Your task is to print all of the data word for word.

----------

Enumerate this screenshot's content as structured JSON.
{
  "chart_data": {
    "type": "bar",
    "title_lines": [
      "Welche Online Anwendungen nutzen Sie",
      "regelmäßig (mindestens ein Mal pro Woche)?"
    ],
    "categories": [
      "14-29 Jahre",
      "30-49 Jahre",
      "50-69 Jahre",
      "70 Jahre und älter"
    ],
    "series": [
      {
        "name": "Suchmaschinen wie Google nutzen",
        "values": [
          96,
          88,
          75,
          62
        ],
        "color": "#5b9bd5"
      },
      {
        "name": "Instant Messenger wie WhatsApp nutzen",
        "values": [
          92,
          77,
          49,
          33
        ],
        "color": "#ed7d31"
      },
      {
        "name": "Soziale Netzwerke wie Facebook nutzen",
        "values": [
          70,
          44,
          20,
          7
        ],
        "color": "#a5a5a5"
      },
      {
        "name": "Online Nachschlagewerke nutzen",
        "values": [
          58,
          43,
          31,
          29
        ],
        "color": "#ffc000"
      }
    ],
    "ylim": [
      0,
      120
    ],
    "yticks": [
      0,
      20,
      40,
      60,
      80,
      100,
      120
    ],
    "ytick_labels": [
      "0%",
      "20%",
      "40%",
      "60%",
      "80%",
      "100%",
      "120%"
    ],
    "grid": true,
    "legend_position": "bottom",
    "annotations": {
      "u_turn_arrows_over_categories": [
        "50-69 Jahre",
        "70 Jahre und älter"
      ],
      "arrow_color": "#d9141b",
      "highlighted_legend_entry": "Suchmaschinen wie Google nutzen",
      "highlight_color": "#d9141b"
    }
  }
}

----------

Answer to this task:
Enumerate this screenshot's content as structured JSON.
{
  "chart_data": {
    "type": "bar",
    "title_lines": [
      "Welche Online Anwendungen nutzen Sie",
      "regelmäßig (mindestens ein Mal pro Woche)?"
    ],
    "categories": [
      "14-29 Jahre",
      "30-49 Jahre",
      "50-69 Jahre",
      "70 Jahre und älter"
    ],
    "series": [
      {
        "name": "Suchmaschinen wie Google nutzen",
        "values": [
          96,
          88,
          75,
          62
        ],
        "color": "#5b9bd5"
      },
      {
        "name": "Instant Messenger wie WhatsApp nutzen",
        "values": [
          92,
          77,
          49,
          33
        ],
        "color": "#ed7d31"
      },
      {
        "name": "Soziale Netzwerke wie Facebook nutzen",
        "values": [
          70,
          44,
          20,
          7
        ],
        "color": "#a5a5a5"
      },
      {
        "name": "Online Nachschlagewerke nutzen",
        "values": [
          58,
          43,
          31,
          29
        ],
        "color": "#ffc000"
      }
    ],
    "ylim": [
      0,
      120
    ],
    "yticks": [
      0,
      20,
      40,
      60,
      80,
      100,
      120
    ],
    "ytick_labels": [
      "0%",
      "20%",
      "40%",
      "60%",
      "80%",
      "100%",
      "120%"
    ],
    "grid": true,
    "legend_position": "bottom",
    "annotations": {
      "u_turn_arrows_over_categories": [
        "50-69 Jahre",
        "70 Jahre und älter"
      ],
      "arrow_color": "#d9141b",
      "highlighted_legend_entry": "Suchmaschinen wie Google nutzen",
      "highlight_color": "#d9141b"
    }
  }
}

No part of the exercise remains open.